*What the task requires:*
Check every line below for the word "this" and show those that hold it.

*Supplied material:*

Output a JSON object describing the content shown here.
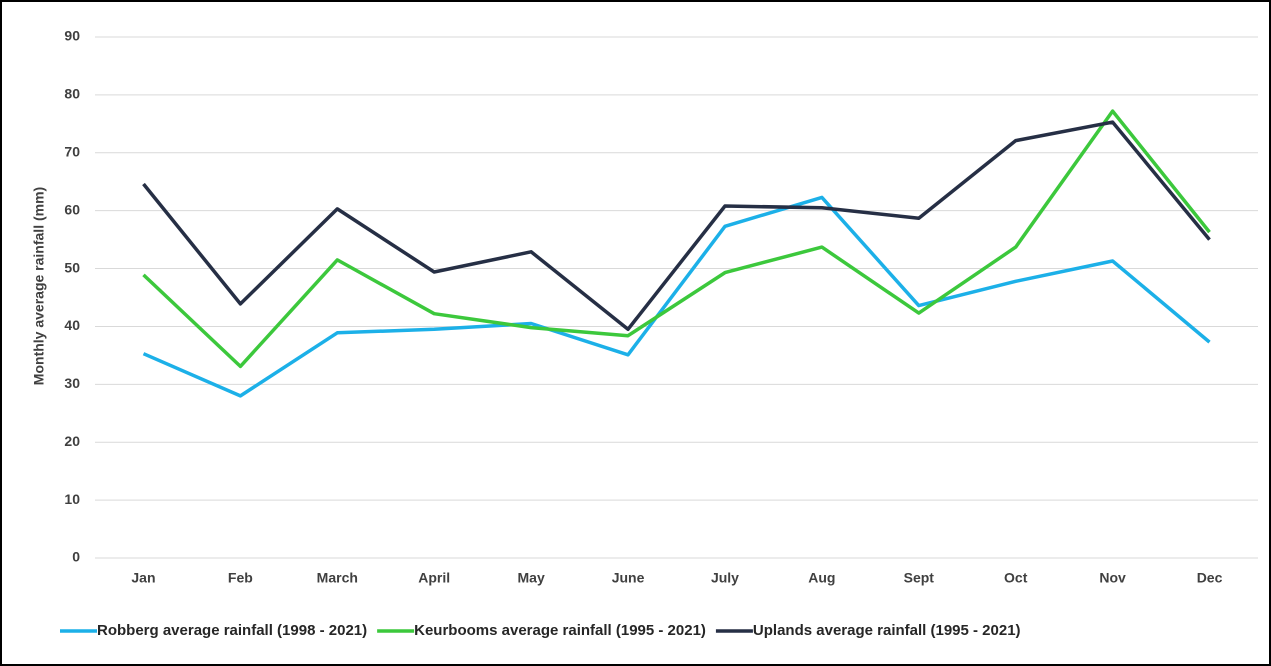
{
  "chart_data": {
    "type": "line",
    "y_label": "Monthly average rainfall (mm)",
    "categories": [
      "Jan",
      "Feb",
      "March",
      "April",
      "May",
      "June",
      "July",
      "Aug",
      "Sept",
      "Oct",
      "Nov",
      "Dec"
    ],
    "series": [
      {
        "name": "Robberg average rainfall (1998 - 2021)",
        "color": "#1cb0e8",
        "values": [
          35.3,
          28.0,
          38.9,
          39.5,
          40.5,
          35.1,
          57.3,
          62.3,
          43.6,
          47.8,
          51.3,
          37.3
        ]
      },
      {
        "name": "Keurbooms average rainfall (1995 - 2021)",
        "color": "#3cc83c",
        "values": [
          48.9,
          33.1,
          51.5,
          42.2,
          39.8,
          38.4,
          49.3,
          53.7,
          42.3,
          53.7,
          77.2,
          56.3
        ]
      },
      {
        "name": "Uplands average rainfall (1995 - 2021)",
        "color": "#262f45",
        "values": [
          64.6,
          43.9,
          60.3,
          49.4,
          52.9,
          39.5,
          60.8,
          60.5,
          58.7,
          72.1,
          75.3,
          55.0
        ]
      }
    ],
    "ylim": [
      0,
      90
    ],
    "yticks": [
      0,
      10,
      20,
      30,
      40,
      50,
      60,
      70,
      80,
      90
    ],
    "grid": true,
    "legend": "bottom"
  }
}
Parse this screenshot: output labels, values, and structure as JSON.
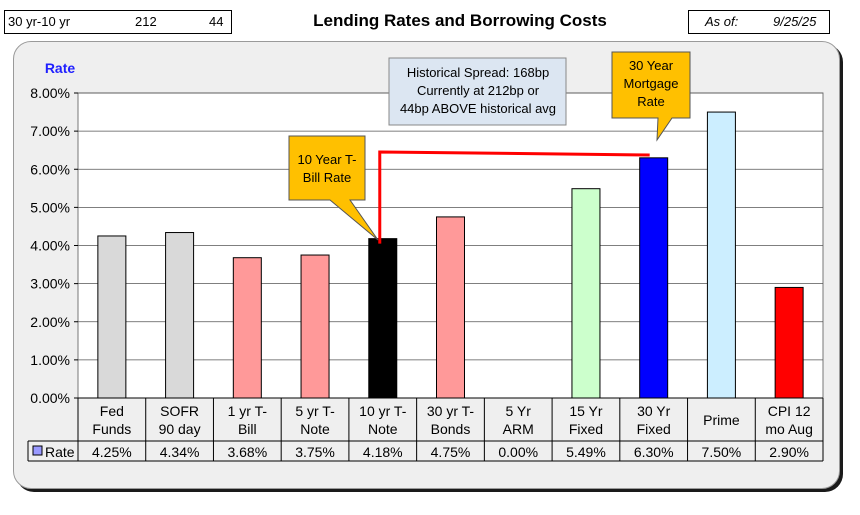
{
  "header": {
    "spread_label": "30 yr-10 yr",
    "spread_value": "212",
    "spread_diff": "44",
    "title": "Lending Rates and Borrowing Costs",
    "asof_label": "As of:",
    "asof_date": "9/25/25"
  },
  "chart_data": {
    "type": "bar",
    "title": "Lending Rates and Borrowing Costs",
    "ylabel": "Rate",
    "ylim": [
      0,
      8
    ],
    "yticks": [
      "0.00%",
      "1.00%",
      "2.00%",
      "3.00%",
      "4.00%",
      "5.00%",
      "6.00%",
      "7.00%",
      "8.00%"
    ],
    "categories": [
      [
        "Fed",
        "Funds"
      ],
      [
        "SOFR",
        "90 day"
      ],
      [
        "1 yr  T-",
        "Bill"
      ],
      [
        "5 yr T-",
        "Note"
      ],
      [
        "10 yr T-",
        "Note"
      ],
      [
        "30 yr T-",
        "Bonds"
      ],
      [
        "5 Yr",
        "ARM"
      ],
      [
        "15 Yr",
        "Fixed"
      ],
      [
        "30 Yr",
        "Fixed"
      ],
      [
        "Prime"
      ],
      [
        "CPI 12",
        "mo Aug"
      ]
    ],
    "series": [
      {
        "name": "Rate",
        "values": [
          4.25,
          4.34,
          3.68,
          3.75,
          4.18,
          4.75,
          0.0,
          5.49,
          6.3,
          7.5,
          2.9
        ],
        "labels": [
          "4.25%",
          "4.34%",
          "3.68%",
          "3.75%",
          "4.18%",
          "4.75%",
          "0.00%",
          "5.49%",
          "6.30%",
          "7.50%",
          "2.90%"
        ]
      }
    ],
    "bar_colors": [
      "#d9d9d9",
      "#d9d9d9",
      "#ff9999",
      "#ff9999",
      "#000000",
      "#ff9999",
      "#d9d9d9",
      "#ccffcc",
      "#0000ff",
      "#cceeff",
      "#ff0000"
    ],
    "legend_color": "#9999ff",
    "annotations": {
      "spread_box": [
        "Historical Spread: 168bp",
        "Currently at 212bp  or",
        "44bp ABOVE historical avg"
      ],
      "callout_10yr": [
        "10 Year T-",
        "Bill Rate"
      ],
      "callout_30yr": [
        "30 Year",
        "Mortgage",
        "Rate"
      ]
    }
  }
}
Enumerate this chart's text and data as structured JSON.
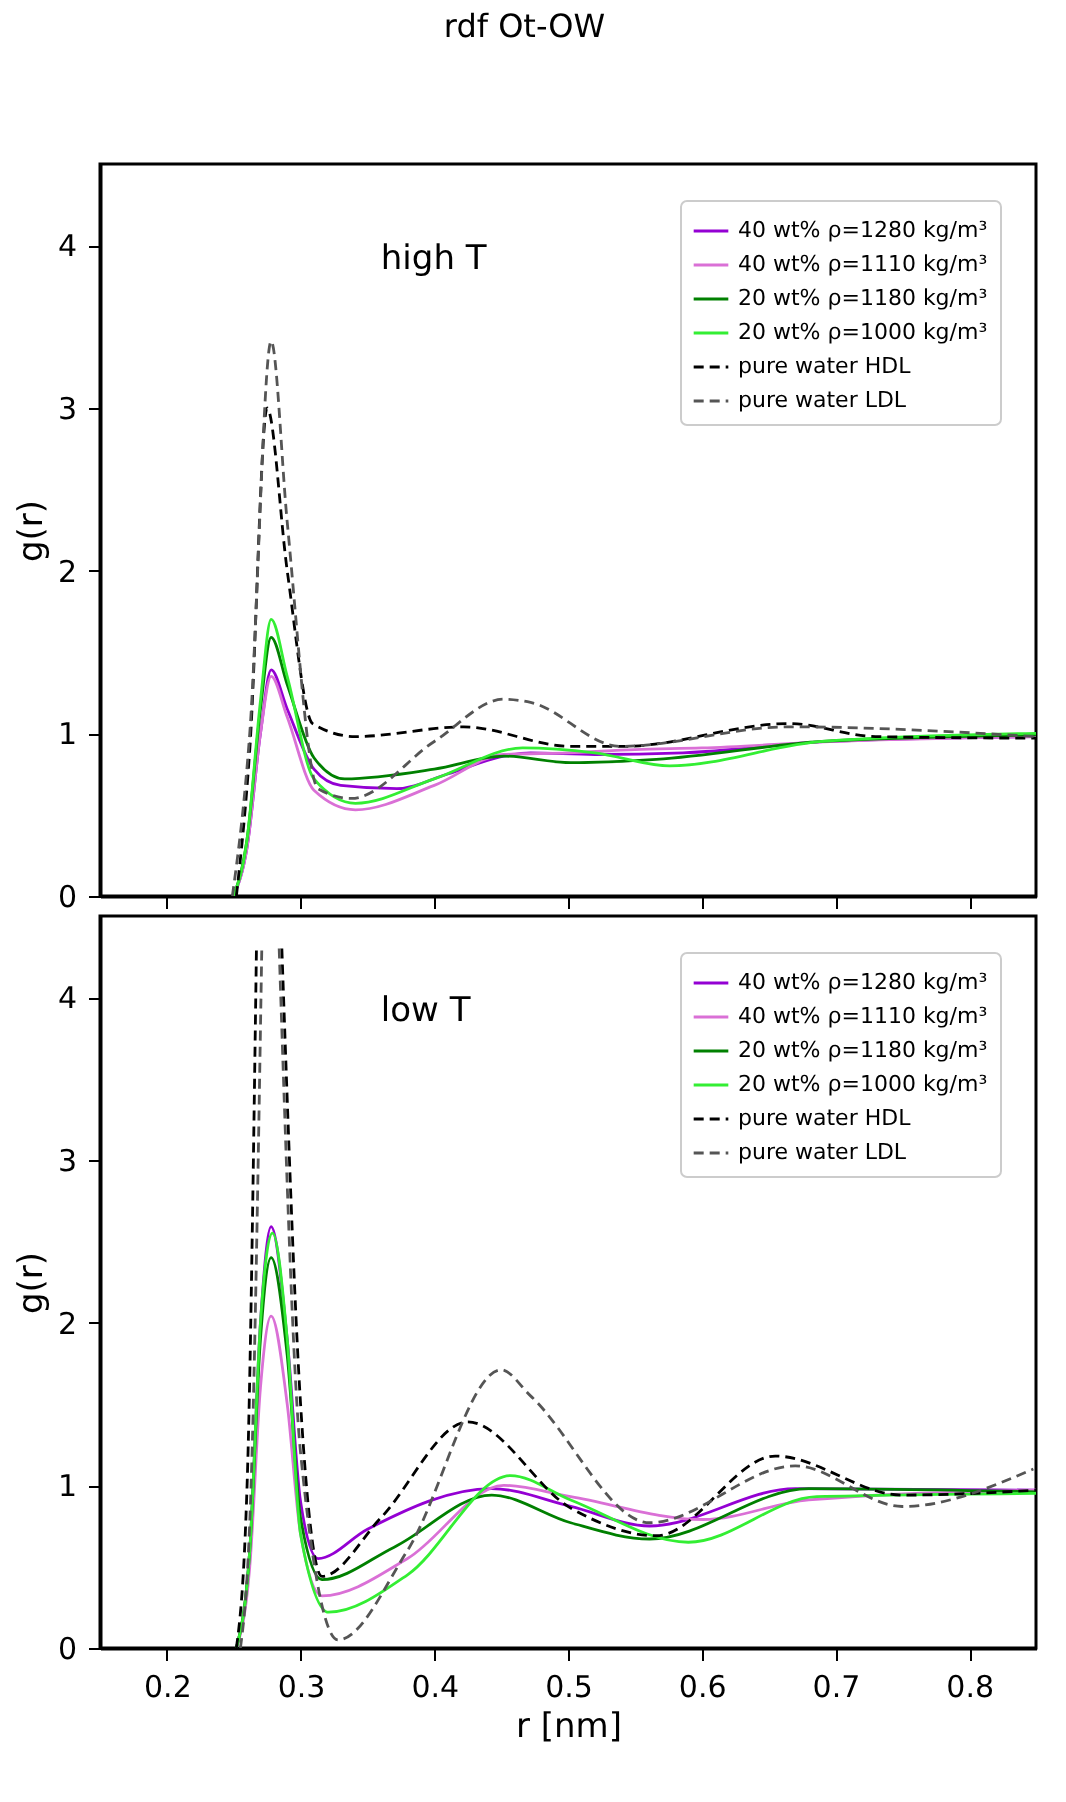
{
  "chart_data": [
    {
      "type": "line",
      "title": "rdf Ot-OW",
      "ylabel": "g(r)",
      "annotations": [
        "high T"
      ],
      "xlim": [
        0.15,
        0.85
      ],
      "xticks": [
        0.2,
        0.3,
        0.4,
        0.5,
        0.6,
        0.7,
        0.8
      ],
      "ylim": [
        0,
        4.5
      ],
      "yticks": [
        0,
        1,
        2,
        3,
        4
      ],
      "tick_labels": "y",
      "grid": false,
      "legend": "top right",
      "marker": "none",
      "series": [
        {
          "name": "40 wt% ρ=1280 kg/m³",
          "color": "#9400d3",
          "line_style": "solid",
          "x": [
            0.25,
            0.26,
            0.27,
            0.278,
            0.29,
            0.31,
            0.33,
            0.372,
            0.41,
            0.452,
            0.472,
            0.52,
            0.586,
            0.695,
            0.85
          ],
          "values": [
            0,
            0.3,
            1.0,
            1.39,
            1.15,
            0.78,
            0.68,
            0.66,
            0.75,
            0.86,
            0.88,
            0.87,
            0.88,
            0.95,
            0.98
          ]
        },
        {
          "name": "40 wt% ρ=1110 kg/m³",
          "color": "#da70d6",
          "line_style": "solid",
          "x": [
            0.25,
            0.26,
            0.27,
            0.278,
            0.29,
            0.31,
            0.341,
            0.4,
            0.452,
            0.5,
            0.55,
            0.6,
            0.7,
            0.85
          ],
          "values": [
            0,
            0.3,
            1.0,
            1.35,
            1.1,
            0.65,
            0.53,
            0.68,
            0.87,
            0.88,
            0.9,
            0.91,
            0.95,
            0.98
          ]
        },
        {
          "name": "20 wt% ρ=1180 kg/m³",
          "color": "#008000",
          "line_style": "solid",
          "x": [
            0.25,
            0.26,
            0.27,
            0.278,
            0.29,
            0.31,
            0.333,
            0.4,
            0.452,
            0.502,
            0.566,
            0.69,
            0.85
          ],
          "values": [
            0,
            0.35,
            1.15,
            1.59,
            1.3,
            0.85,
            0.72,
            0.78,
            0.86,
            0.82,
            0.84,
            0.95,
            0.99
          ]
        },
        {
          "name": "20 wt% ρ=1000 kg/m³",
          "color": "#33ee33",
          "line_style": "solid",
          "x": [
            0.25,
            0.26,
            0.27,
            0.278,
            0.29,
            0.31,
            0.341,
            0.4,
            0.466,
            0.52,
            0.576,
            0.69,
            0.85
          ],
          "values": [
            0,
            0.35,
            1.2,
            1.7,
            1.35,
            0.72,
            0.57,
            0.72,
            0.91,
            0.88,
            0.8,
            0.95,
            1.0
          ]
        },
        {
          "name": "pure water HDL",
          "color": "#000000",
          "line_style": "dashed",
          "x": [
            0.252,
            0.262,
            0.275,
            0.29,
            0.309,
            0.341,
            0.422,
            0.502,
            0.541,
            0.665,
            0.73,
            0.85
          ],
          "values": [
            0,
            0.9,
            3.0,
            2.0,
            1.06,
            0.98,
            1.04,
            0.92,
            0.92,
            1.06,
            0.98,
            0.97
          ]
        },
        {
          "name": "pure water LDL",
          "color": "#555555",
          "line_style": "dashed",
          "x": [
            0.249,
            0.262,
            0.278,
            0.29,
            0.313,
            0.338,
            0.4,
            0.452,
            0.472,
            0.539,
            0.665,
            0.85
          ],
          "values": [
            0,
            1.0,
            3.41,
            2.3,
            0.66,
            0.6,
            0.95,
            1.21,
            1.19,
            0.92,
            1.04,
            0.98
          ]
        }
      ]
    },
    {
      "type": "line",
      "xlabel": "r [nm]",
      "ylabel": "g(r)",
      "annotations": [
        "low T"
      ],
      "xlim": [
        0.15,
        0.85
      ],
      "xticks": [
        0.2,
        0.3,
        0.4,
        0.5,
        0.6,
        0.7,
        0.8
      ],
      "ylim": [
        0,
        4.5
      ],
      "yticks": [
        0,
        1,
        2,
        3,
        4
      ],
      "grid": false,
      "legend": "top right",
      "marker": "none",
      "series": [
        {
          "name": "40 wt% ρ=1280 kg/m³",
          "color": "#9400d3",
          "line_style": "solid",
          "x": [
            0.252,
            0.262,
            0.27,
            0.278,
            0.29,
            0.3,
            0.313,
            0.35,
            0.443,
            0.502,
            0.561,
            0.67,
            0.85
          ],
          "values": [
            0,
            0.6,
            2.0,
            2.59,
            1.9,
            0.9,
            0.55,
            0.73,
            0.98,
            0.87,
            0.75,
            0.98,
            0.97
          ]
        },
        {
          "name": "40 wt% ρ=1110 kg/m³",
          "color": "#da70d6",
          "line_style": "solid",
          "x": [
            0.252,
            0.262,
            0.27,
            0.278,
            0.29,
            0.3,
            0.316,
            0.38,
            0.452,
            0.502,
            0.601,
            0.68,
            0.85
          ],
          "values": [
            0,
            0.5,
            1.6,
            2.04,
            1.5,
            0.7,
            0.32,
            0.55,
            1.0,
            0.93,
            0.79,
            0.91,
            0.97
          ]
        },
        {
          "name": "20 wt% ρ=1180 kg/m³",
          "color": "#008000",
          "line_style": "solid",
          "x": [
            0.252,
            0.262,
            0.27,
            0.278,
            0.29,
            0.3,
            0.316,
            0.37,
            0.443,
            0.502,
            0.561,
            0.68,
            0.85
          ],
          "values": [
            0,
            0.6,
            1.9,
            2.4,
            1.8,
            0.8,
            0.42,
            0.62,
            0.94,
            0.77,
            0.67,
            0.98,
            0.96
          ]
        },
        {
          "name": "20 wt% ρ=1000 kg/m³",
          "color": "#33ee33",
          "line_style": "solid",
          "x": [
            0.252,
            0.262,
            0.27,
            0.279,
            0.29,
            0.3,
            0.321,
            0.38,
            0.457,
            0.502,
            0.59,
            0.686,
            0.85
          ],
          "values": [
            0,
            0.6,
            2.0,
            2.55,
            1.9,
            0.7,
            0.22,
            0.45,
            1.06,
            0.91,
            0.65,
            0.93,
            0.95
          ]
        },
        {
          "name": "pure water HDL",
          "color": "#000000",
          "line_style": "dashed",
          "x": [
            0.252,
            0.26,
            0.267,
            0.277,
            0.286,
            0.3,
            0.316,
            0.36,
            0.425,
            0.502,
            0.566,
            0.655,
            0.75,
            0.85
          ],
          "values": [
            0,
            1.0,
            4.3,
            null,
            4.3,
            1.5,
            0.44,
            0.8,
            1.39,
            0.86,
            0.69,
            1.18,
            0.94,
            0.97
          ]
        },
        {
          "name": "pure water LDL",
          "color": "#555555",
          "line_style": "dashed",
          "x": [
            0.255,
            0.263,
            0.271,
            0.278,
            0.284,
            0.3,
            0.328,
            0.38,
            0.45,
            0.472,
            0.561,
            0.67,
            0.75,
            0.848
          ],
          "values": [
            0,
            1.0,
            4.3,
            null,
            4.3,
            1.2,
            0.05,
            0.6,
            1.71,
            1.55,
            0.77,
            1.12,
            0.87,
            1.1
          ]
        }
      ]
    }
  ]
}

*Answer in full:*
Parse this screenshot: output labels, values, and structure as JSON.
Enumerate this chart's text and data as structured JSON.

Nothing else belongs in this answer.